* Given problem: With the pictures omitted, write out the entries that follow exactly as they stand.

──────── Stored rows

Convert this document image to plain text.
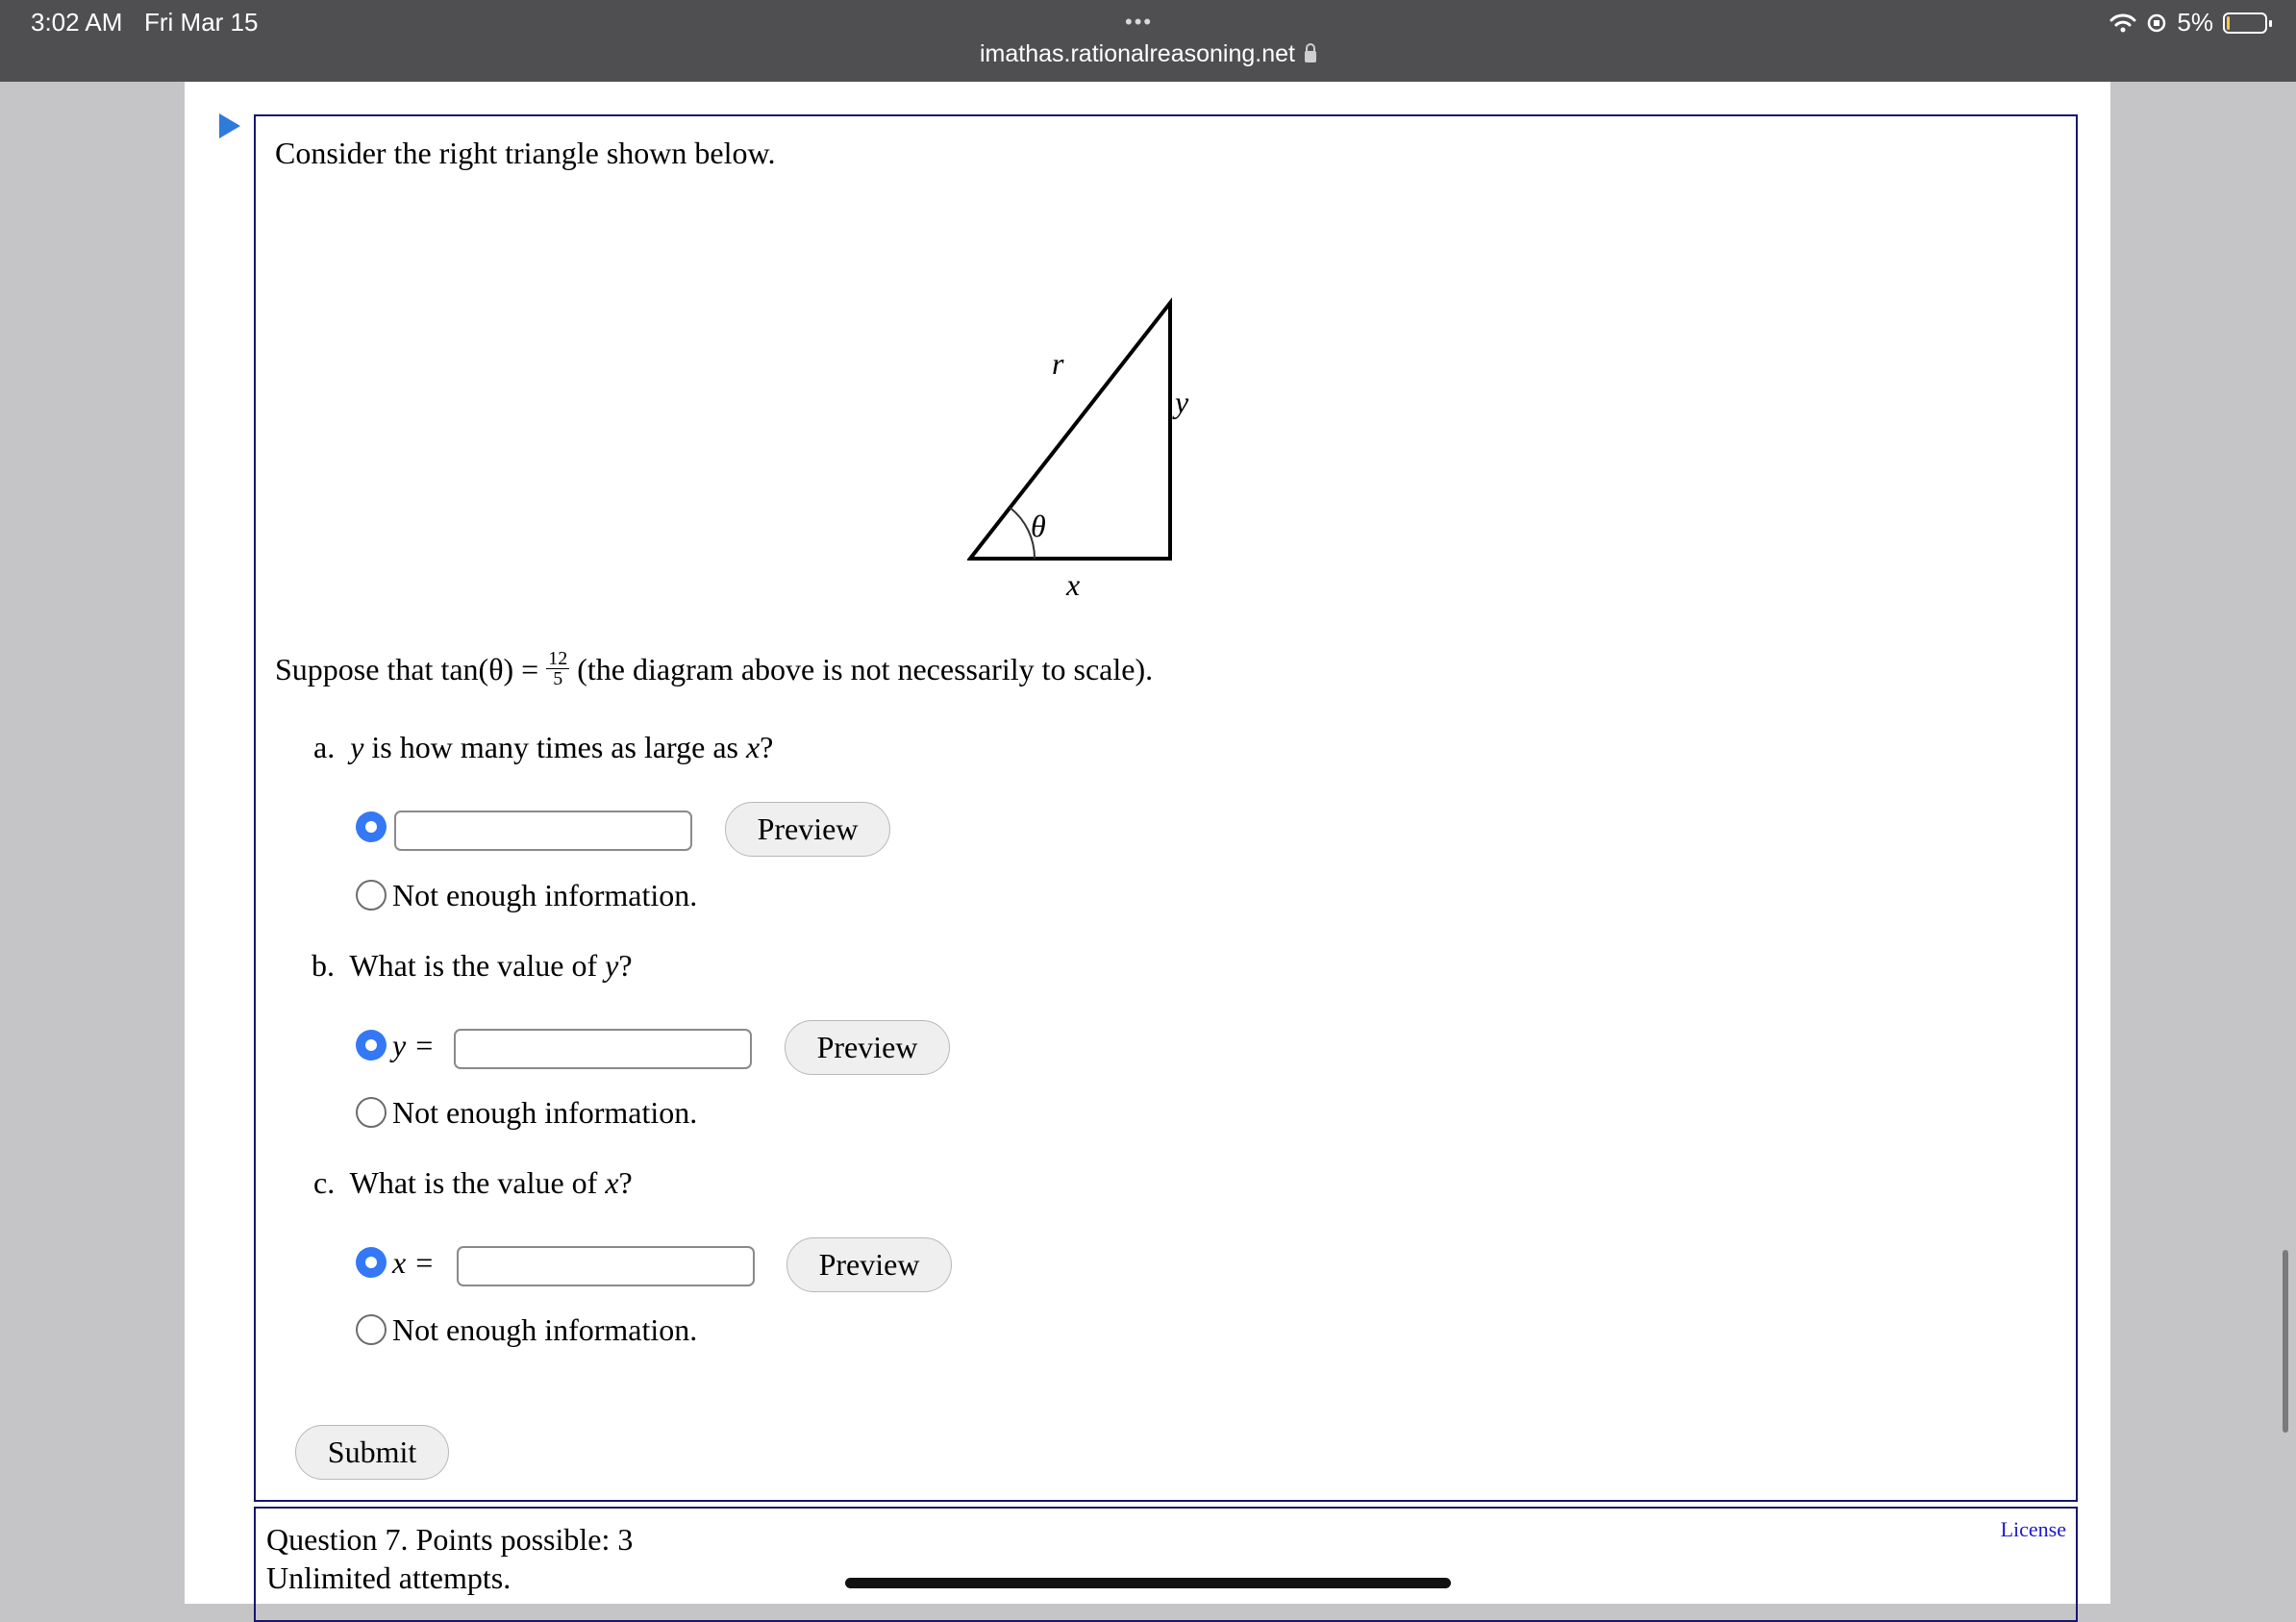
3:02 AM Fri Mar 15	•••
imathas.rationalreasoning.net
5%
Consider the right triangle shown below.
r
y
θ
x
Suppose that $\tan(\theta) = \frac{12}{5} (the$ diagram above is not necessarily to scale).
a. y is how many times as large as x?
Preview
Not enough information.
b. What is the value of y?
y =	Preview
Not enough information.
c. What is the value of x?
x =	Preview
Not enough information.
Submit
Question 7. Points possible: 3
Unlimited attempts.
License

────────────────

* Correct answer:
Convert this document image to plain text.
3:02 AM Fri Mar 15	•••
imathas.rationalreasoning.net
5%
Consider the right triangle shown below.
r
y
θ
x
Suppose that $\tan(\theta) = \frac{12}{5} (the$ diagram above is not necessarily to scale).
a. y is how many times as large as x?
Preview
Not enough information.
b. What is the value of y?
y =	Preview
Not enough information.
c. What is the value of x?
x =	Preview
Not enough information.
Submit
Question 7. Points possible: 3
Unlimited attempts.
License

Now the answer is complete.